Report all lines from the entries below in which "noise" appears.

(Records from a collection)
-- BEGIN --

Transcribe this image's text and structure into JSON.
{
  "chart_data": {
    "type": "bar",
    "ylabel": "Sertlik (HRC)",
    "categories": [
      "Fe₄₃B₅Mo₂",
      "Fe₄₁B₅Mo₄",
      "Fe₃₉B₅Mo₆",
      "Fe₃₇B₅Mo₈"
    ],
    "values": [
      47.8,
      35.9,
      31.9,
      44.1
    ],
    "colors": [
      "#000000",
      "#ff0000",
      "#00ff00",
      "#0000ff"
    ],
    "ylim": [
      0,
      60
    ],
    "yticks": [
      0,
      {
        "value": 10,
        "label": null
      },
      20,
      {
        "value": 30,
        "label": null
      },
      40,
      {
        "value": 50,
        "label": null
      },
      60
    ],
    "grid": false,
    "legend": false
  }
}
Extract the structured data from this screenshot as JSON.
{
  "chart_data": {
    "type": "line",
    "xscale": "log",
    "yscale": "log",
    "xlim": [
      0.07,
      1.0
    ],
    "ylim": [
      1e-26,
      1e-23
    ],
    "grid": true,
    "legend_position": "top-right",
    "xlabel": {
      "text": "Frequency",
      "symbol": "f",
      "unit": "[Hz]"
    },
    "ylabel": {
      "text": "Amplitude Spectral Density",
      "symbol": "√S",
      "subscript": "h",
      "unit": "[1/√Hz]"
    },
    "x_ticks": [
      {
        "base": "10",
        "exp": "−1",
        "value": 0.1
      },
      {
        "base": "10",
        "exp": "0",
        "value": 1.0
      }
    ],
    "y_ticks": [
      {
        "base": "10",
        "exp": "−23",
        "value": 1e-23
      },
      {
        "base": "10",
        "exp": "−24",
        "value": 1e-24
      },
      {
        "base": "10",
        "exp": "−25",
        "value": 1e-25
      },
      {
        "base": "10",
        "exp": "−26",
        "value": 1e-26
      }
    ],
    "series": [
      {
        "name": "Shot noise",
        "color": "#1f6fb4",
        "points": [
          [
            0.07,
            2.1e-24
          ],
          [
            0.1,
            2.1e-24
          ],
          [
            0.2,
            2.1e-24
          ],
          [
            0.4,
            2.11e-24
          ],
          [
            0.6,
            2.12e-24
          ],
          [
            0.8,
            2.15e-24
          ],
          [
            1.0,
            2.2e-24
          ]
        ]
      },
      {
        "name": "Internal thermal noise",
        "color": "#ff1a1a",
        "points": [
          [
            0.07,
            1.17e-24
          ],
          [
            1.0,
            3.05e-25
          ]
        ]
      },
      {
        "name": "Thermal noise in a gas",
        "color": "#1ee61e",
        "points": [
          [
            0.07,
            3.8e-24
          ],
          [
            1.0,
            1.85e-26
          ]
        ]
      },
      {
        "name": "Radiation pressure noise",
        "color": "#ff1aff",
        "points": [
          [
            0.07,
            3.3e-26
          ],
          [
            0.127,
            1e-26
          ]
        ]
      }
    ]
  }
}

-- END --

:: Task answer ::
        "name": "Shot noise",
        "name": "Internal thermal noise",
        "name": "Thermal noise in a gas",
        "name": "Radiation pressure noise",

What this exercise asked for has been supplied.